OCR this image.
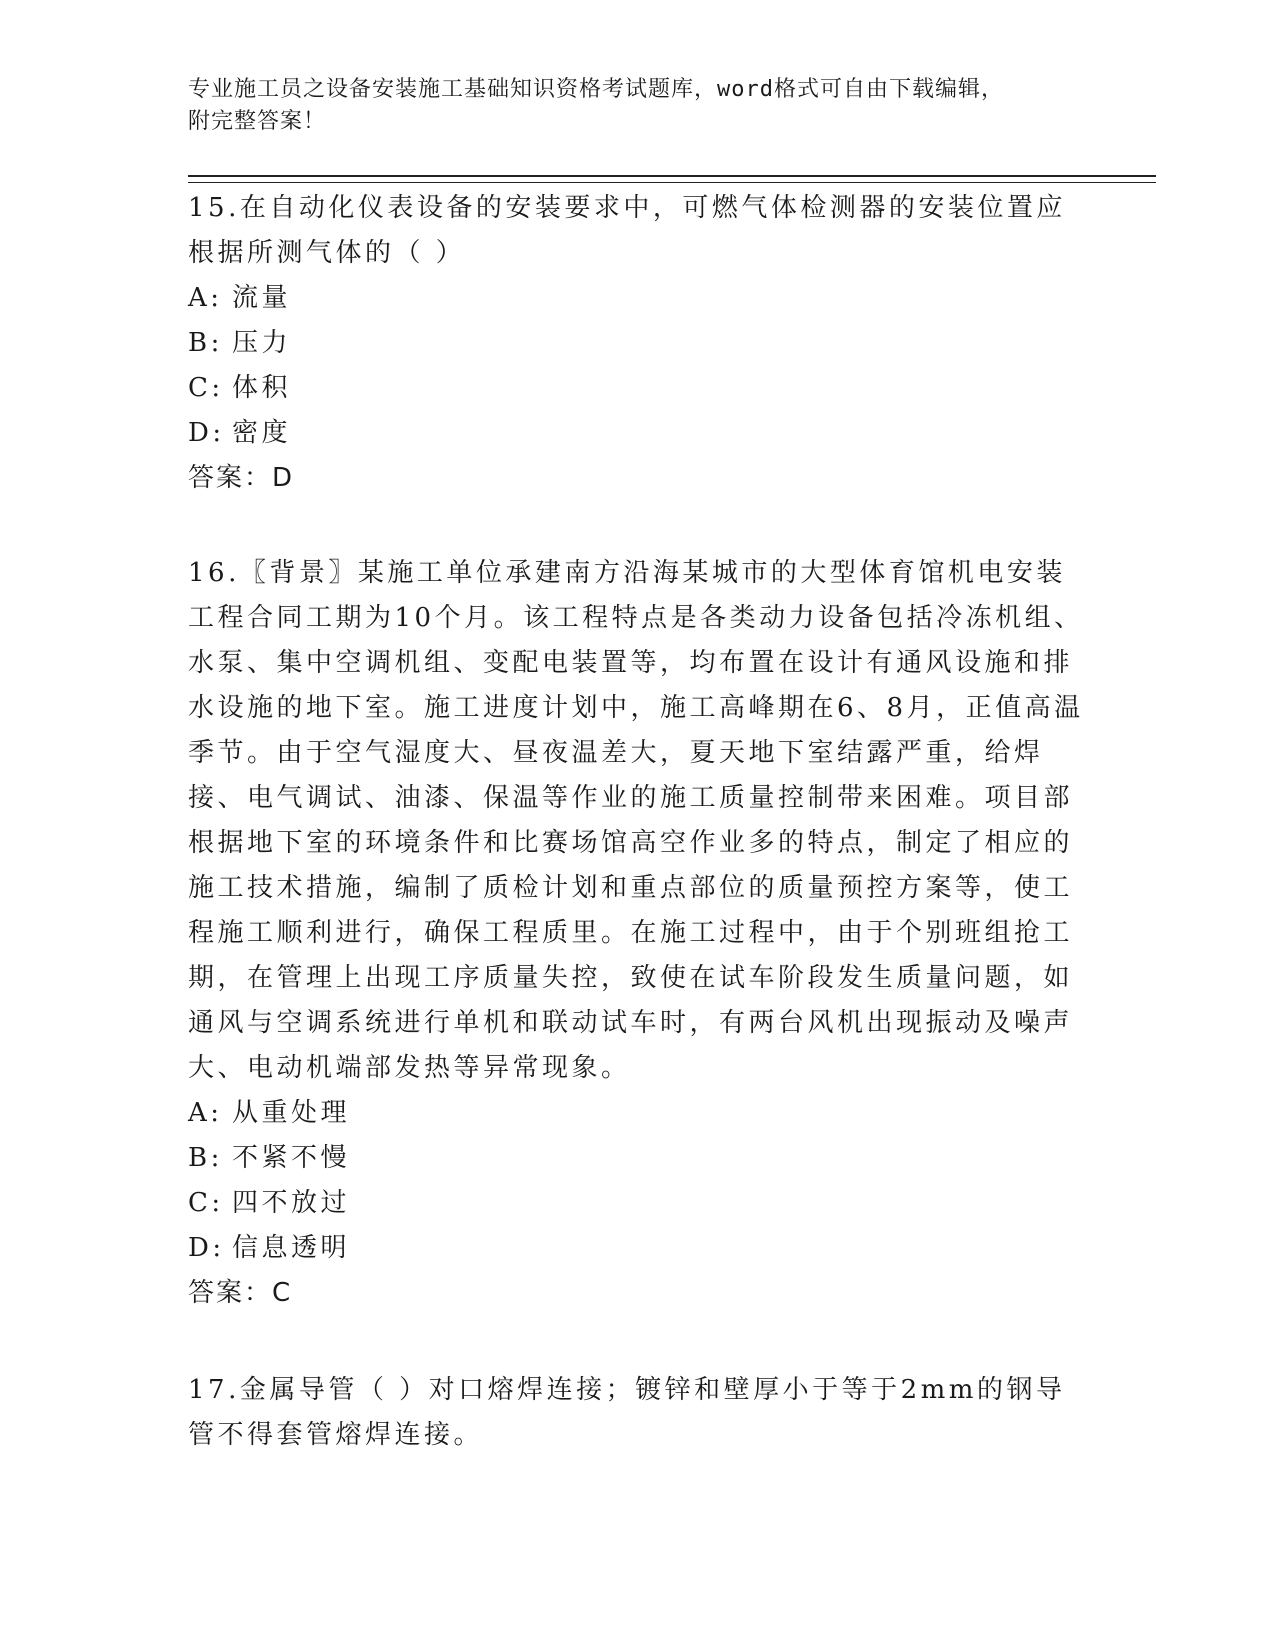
专业施工员之设备安装施工基础知识资格考试题库，word格式可自由下载编辑，
附完整答案！

15.在自动化仪表设备的安装要求中，可燃气体检测器的安装位置应根据所测气体的（ ）

A: 流量
B: 压力
C: 体积
D: 密度

答案：D

16.〖背景〗某施工单位承建南方沿海某城市的大型体育馆机电安装工程合同工期为10个月。该工程特点是各类动力设备包括冷冻机组、水泵、集中空调机组、变配电装置等，均布置在设计有通风设施和排水设施的地下室。施工进度计划中，施工高峰期在6、8月，正值高温季节。由于空气湿度大、昼夜温差大，夏天地下室结露严重，给焊接、电气调试、油漆、保温等作业的施工质量控制带来困难。项目部根据地下室的环境条件和比赛场馆高空作业多的特点，制定了相应的施工技术措施，编制了质检计划和重点部位的质量预控方案等，使工程施工顺利进行，确保工程质里。在施工过程中，由于个别班组抢工期，在管理上出现工序质量失控，致使在试车阶段发生质量问题，如通风与空调系统进行单机和联动试车时，有两台风机出现振动及噪声大、电动机端部发热等异常现象。

A: 从重处理
B: 不紧不慢
C: 四不放过
D: 信息透明

答案：C

17.金属导管（ ）对口熔焊连接；镀锌和壁厚小于等于2mm的钢导管不得套管熔焊连接。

● ● ● ● ●

- [Problem details] Repeat the material above word for word, please, apart from its images.

- [Exercise output]
OCR this image.
专业施工员之设备安装施工基础知识资格考试题库，word格式可自由下载编辑，
附完整答案！

15.在自动化仪表设备的安装要求中，可燃气体检测器的安装位置应根据所测气体的（ ）

A: 流量
B: 压力
C: 体积
D: 密度

答案：D

16.〖背景〗某施工单位承建南方沿海某城市的大型体育馆机电安装工程合同工期为10个月。该工程特点是各类动力设备包括冷冻机组、水泵、集中空调机组、变配电装置等，均布置在设计有通风设施和排水设施的地下室。施工进度计划中，施工高峰期在6、8月，正值高温季节。由于空气湿度大、昼夜温差大，夏天地下室结露严重，给焊接、电气调试、油漆、保温等作业的施工质量控制带来困难。项目部根据地下室的环境条件和比赛场馆高空作业多的特点，制定了相应的施工技术措施，编制了质检计划和重点部位的质量预控方案等，使工程施工顺利进行，确保工程质里。在施工过程中，由于个别班组抢工期，在管理上出现工序质量失控，致使在试车阶段发生质量问题，如通风与空调系统进行单机和联动试车时，有两台风机出现振动及噪声大、电动机端部发热等异常现象。

A: 从重处理
B: 不紧不慢
C: 四不放过
D: 信息透明

答案：C

17.金属导管（ ）对口熔焊连接；镀锌和壁厚小于等于2mm的钢导管不得套管熔焊连接。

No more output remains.